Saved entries
====================
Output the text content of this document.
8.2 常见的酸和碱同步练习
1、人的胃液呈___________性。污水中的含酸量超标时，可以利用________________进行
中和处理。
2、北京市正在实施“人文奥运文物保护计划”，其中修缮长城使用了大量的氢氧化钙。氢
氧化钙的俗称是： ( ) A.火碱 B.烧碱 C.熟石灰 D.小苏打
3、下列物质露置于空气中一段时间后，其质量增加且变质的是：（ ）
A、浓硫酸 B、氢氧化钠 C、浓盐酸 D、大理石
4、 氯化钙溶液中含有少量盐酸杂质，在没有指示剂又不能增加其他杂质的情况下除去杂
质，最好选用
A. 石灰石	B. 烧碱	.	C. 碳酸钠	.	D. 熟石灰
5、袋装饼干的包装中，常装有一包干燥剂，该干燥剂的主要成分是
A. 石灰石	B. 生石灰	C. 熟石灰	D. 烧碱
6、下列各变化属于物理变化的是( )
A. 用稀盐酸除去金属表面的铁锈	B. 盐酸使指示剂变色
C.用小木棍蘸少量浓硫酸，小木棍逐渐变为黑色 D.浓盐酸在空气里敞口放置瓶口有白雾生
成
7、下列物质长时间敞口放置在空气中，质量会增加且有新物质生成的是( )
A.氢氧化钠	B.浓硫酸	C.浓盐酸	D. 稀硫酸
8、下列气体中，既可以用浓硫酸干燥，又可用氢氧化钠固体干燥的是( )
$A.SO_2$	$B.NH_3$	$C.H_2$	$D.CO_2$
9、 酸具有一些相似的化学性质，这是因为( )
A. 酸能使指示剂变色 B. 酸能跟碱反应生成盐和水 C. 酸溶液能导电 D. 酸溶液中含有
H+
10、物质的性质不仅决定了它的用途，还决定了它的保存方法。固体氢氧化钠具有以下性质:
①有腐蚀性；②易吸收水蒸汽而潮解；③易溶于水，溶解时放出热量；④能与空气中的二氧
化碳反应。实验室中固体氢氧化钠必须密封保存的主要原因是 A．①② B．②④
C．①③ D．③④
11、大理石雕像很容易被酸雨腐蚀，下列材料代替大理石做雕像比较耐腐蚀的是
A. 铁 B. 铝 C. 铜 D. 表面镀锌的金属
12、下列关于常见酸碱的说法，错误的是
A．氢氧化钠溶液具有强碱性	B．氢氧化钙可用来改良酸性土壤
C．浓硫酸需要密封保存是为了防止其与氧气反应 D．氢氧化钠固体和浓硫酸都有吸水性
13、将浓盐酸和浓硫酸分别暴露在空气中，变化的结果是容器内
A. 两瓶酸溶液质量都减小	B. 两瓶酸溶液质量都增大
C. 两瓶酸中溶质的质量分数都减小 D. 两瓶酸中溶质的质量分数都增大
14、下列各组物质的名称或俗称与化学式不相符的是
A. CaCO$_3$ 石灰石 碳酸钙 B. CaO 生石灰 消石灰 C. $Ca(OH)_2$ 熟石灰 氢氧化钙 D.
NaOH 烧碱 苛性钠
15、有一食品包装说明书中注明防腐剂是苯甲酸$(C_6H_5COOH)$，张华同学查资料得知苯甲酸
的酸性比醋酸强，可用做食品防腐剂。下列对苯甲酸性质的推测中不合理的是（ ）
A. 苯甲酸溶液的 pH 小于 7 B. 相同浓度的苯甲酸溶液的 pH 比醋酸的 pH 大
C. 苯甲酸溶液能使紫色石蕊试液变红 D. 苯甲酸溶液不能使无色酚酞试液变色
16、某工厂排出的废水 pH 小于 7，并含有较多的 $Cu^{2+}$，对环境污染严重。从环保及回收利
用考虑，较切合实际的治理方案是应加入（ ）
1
====================
== Exercise task ==
Restate the data above word for word.

== Reply ==
Output the text content of this document.
8.2 常见的酸和碱同步练习
1、人的胃液呈___________性。污水中的含酸量超标时，可以利用________________进行
中和处理。
2、北京市正在实施“人文奥运文物保护计划”，其中修缮长城使用了大量的氢氧化钙。氢
氧化钙的俗称是： ( ) A.火碱 B.烧碱 C.熟石灰 D.小苏打
3、下列物质露置于空气中一段时间后，其质量增加且变质的是：（ ）
A、浓硫酸 B、氢氧化钠 C、浓盐酸 D、大理石
4、 氯化钙溶液中含有少量盐酸杂质，在没有指示剂又不能增加其他杂质的情况下除去杂
质，最好选用
A. 石灰石	B. 烧碱	.	C. 碳酸钠	.	D. 熟石灰
5、袋装饼干的包装中，常装有一包干燥剂，该干燥剂的主要成分是
A. 石灰石	B. 生石灰	C. 熟石灰	D. 烧碱
6、下列各变化属于物理变化的是( )
A. 用稀盐酸除去金属表面的铁锈	B. 盐酸使指示剂变色
C.用小木棍蘸少量浓硫酸，小木棍逐渐变为黑色 D.浓盐酸在空气里敞口放置瓶口有白雾生
成
7、下列物质长时间敞口放置在空气中，质量会增加且有新物质生成的是( )
A.氢氧化钠	B.浓硫酸	C.浓盐酸	D. 稀硫酸
8、下列气体中，既可以用浓硫酸干燥，又可用氢氧化钠固体干燥的是( )
$A.SO_2$	$B.NH_3$	$C.H_2$	$D.CO_2$
9、 酸具有一些相似的化学性质，这是因为( )
A. 酸能使指示剂变色 B. 酸能跟碱反应生成盐和水 C. 酸溶液能导电 D. 酸溶液中含有
H+
10、物质的性质不仅决定了它的用途，还决定了它的保存方法。固体氢氧化钠具有以下性质:
①有腐蚀性；②易吸收水蒸汽而潮解；③易溶于水，溶解时放出热量；④能与空气中的二氧
化碳反应。实验室中固体氢氧化钠必须密封保存的主要原因是 A．①② B．②④
C．①③ D．③④
11、大理石雕像很容易被酸雨腐蚀，下列材料代替大理石做雕像比较耐腐蚀的是
A. 铁 B. 铝 C. 铜 D. 表面镀锌的金属
12、下列关于常见酸碱的说法，错误的是
A．氢氧化钠溶液具有强碱性	B．氢氧化钙可用来改良酸性土壤
C．浓硫酸需要密封保存是为了防止其与氧气反应 D．氢氧化钠固体和浓硫酸都有吸水性
13、将浓盐酸和浓硫酸分别暴露在空气中，变化的结果是容器内
A. 两瓶酸溶液质量都减小	B. 两瓶酸溶液质量都增大
C. 两瓶酸中溶质的质量分数都减小 D. 两瓶酸中溶质的质量分数都增大
14、下列各组物质的名称或俗称与化学式不相符的是
A. CaCO$_3$ 石灰石 碳酸钙 B. CaO 生石灰 消石灰 C. $Ca(OH)_2$ 熟石灰 氢氧化钙 D.
NaOH 烧碱 苛性钠
15、有一食品包装说明书中注明防腐剂是苯甲酸$(C_6H_5COOH)$，张华同学查资料得知苯甲酸
的酸性比醋酸强，可用做食品防腐剂。下列对苯甲酸性质的推测中不合理的是（ ）
A. 苯甲酸溶液的 pH 小于 7 B. 相同浓度的苯甲酸溶液的 pH 比醋酸的 pH 大
C. 苯甲酸溶液能使紫色石蕊试液变红 D. 苯甲酸溶液不能使无色酚酞试液变色
16、某工厂排出的废水 pH 小于 7，并含有较多的 $Cu^{2+}$，对环境污染严重。从环保及回收利
用考虑，较切合实际的治理方案是应加入（ ）
1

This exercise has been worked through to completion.